(Stored entries)
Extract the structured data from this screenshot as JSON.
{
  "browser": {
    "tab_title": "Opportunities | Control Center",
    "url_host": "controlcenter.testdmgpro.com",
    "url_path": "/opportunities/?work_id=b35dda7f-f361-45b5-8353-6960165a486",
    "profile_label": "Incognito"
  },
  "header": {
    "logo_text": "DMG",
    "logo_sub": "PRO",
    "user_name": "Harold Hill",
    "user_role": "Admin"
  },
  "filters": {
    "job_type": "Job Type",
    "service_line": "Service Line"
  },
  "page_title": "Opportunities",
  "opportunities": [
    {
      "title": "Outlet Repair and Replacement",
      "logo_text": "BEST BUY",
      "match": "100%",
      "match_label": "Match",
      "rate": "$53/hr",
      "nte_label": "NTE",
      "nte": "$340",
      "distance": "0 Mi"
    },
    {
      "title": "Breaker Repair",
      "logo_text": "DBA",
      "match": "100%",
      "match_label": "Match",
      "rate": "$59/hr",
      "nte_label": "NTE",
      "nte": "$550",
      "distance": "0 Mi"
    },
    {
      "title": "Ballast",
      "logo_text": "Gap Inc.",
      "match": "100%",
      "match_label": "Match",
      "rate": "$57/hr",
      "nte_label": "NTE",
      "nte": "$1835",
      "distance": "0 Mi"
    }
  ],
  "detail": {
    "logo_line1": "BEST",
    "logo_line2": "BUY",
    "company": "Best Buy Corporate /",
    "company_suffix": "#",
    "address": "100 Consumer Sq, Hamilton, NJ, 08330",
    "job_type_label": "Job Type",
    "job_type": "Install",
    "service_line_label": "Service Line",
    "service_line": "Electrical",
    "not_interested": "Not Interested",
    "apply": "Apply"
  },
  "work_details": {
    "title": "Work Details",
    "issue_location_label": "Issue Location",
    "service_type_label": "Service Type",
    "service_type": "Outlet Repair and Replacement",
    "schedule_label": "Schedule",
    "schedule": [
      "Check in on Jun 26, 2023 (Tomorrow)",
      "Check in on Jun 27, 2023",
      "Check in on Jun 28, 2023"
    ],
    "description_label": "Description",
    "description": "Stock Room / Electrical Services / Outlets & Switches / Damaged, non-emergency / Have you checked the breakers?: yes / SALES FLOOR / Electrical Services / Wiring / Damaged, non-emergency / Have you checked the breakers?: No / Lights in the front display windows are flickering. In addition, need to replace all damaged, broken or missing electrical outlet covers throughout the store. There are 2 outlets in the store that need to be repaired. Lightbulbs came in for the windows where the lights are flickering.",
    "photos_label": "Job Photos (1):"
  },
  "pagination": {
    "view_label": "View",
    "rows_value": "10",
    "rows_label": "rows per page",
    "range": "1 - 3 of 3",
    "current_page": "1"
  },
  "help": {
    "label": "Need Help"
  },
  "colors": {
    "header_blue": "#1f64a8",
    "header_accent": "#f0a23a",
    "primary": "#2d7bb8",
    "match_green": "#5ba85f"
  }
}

GIVEN TASK -
Reproduce the records word for word.

RESULT FOR THIS TASK -
Extract the structured data from this screenshot as JSON.
{
  "browser": {
    "tab_title": "Opportunities | Control Center",
    "url_host": "controlcenter.testdmgpro.com",
    "url_path": "/opportunities/?work_id=b35dda7f-f361-45b5-8353-6960165a486",
    "profile_label": "Incognito"
  },
  "header": {
    "logo_text": "DMG",
    "logo_sub": "PRO",
    "user_name": "Harold Hill",
    "user_role": "Admin"
  },
  "filters": {
    "job_type": "Job Type",
    "service_line": "Service Line"
  },
  "page_title": "Opportunities",
  "opportunities": [
    {
      "title": "Outlet Repair and Replacement",
      "logo_text": "BEST BUY",
      "match": "100%",
      "match_label": "Match",
      "rate": "$53/hr",
      "nte_label": "NTE",
      "nte": "$340",
      "distance": "0 Mi"
    },
    {
      "title": "Breaker Repair",
      "logo_text": "DBA",
      "match": "100%",
      "match_label": "Match",
      "rate": "$59/hr",
      "nte_label": "NTE",
      "nte": "$550",
      "distance": "0 Mi"
    },
    {
      "title": "Ballast",
      "logo_text": "Gap Inc.",
      "match": "100%",
      "match_label": "Match",
      "rate": "$57/hr",
      "nte_label": "NTE",
      "nte": "$1835",
      "distance": "0 Mi"
    }
  ],
  "detail": {
    "logo_line1": "BEST",
    "logo_line2": "BUY",
    "company": "Best Buy Corporate /",
    "company_suffix": "#",
    "address": "100 Consumer Sq, Hamilton, NJ, 08330",
    "job_type_label": "Job Type",
    "job_type": "Install",
    "service_line_label": "Service Line",
    "service_line": "Electrical",
    "not_interested": "Not Interested",
    "apply": "Apply"
  },
  "work_details": {
    "title": "Work Details",
    "issue_location_label": "Issue Location",
    "service_type_label": "Service Type",
    "service_type": "Outlet Repair and Replacement",
    "schedule_label": "Schedule",
    "schedule": [
      "Check in on Jun 26, 2023 (Tomorrow)",
      "Check in on Jun 27, 2023",
      "Check in on Jun 28, 2023"
    ],
    "description_label": "Description",
    "description": "Stock Room / Electrical Services / Outlets & Switches / Damaged, non-emergency / Have you checked the breakers?: yes / SALES FLOOR / Electrical Services / Wiring / Damaged, non-emergency / Have you checked the breakers?: No / Lights in the front display windows are flickering. In addition, need to replace all damaged, broken or missing electrical outlet covers throughout the store. There are 2 outlets in the store that need to be repaired. Lightbulbs came in for the windows where the lights are flickering.",
    "photos_label": "Job Photos (1):"
  },
  "pagination": {
    "view_label": "View",
    "rows_value": "10",
    "rows_label": "rows per page",
    "range": "1 - 3 of 3",
    "current_page": "1"
  },
  "help": {
    "label": "Need Help"
  },
  "colors": {
    "header_blue": "#1f64a8",
    "header_accent": "#f0a23a",
    "primary": "#2d7bb8",
    "match_green": "#5ba85f"
  }
}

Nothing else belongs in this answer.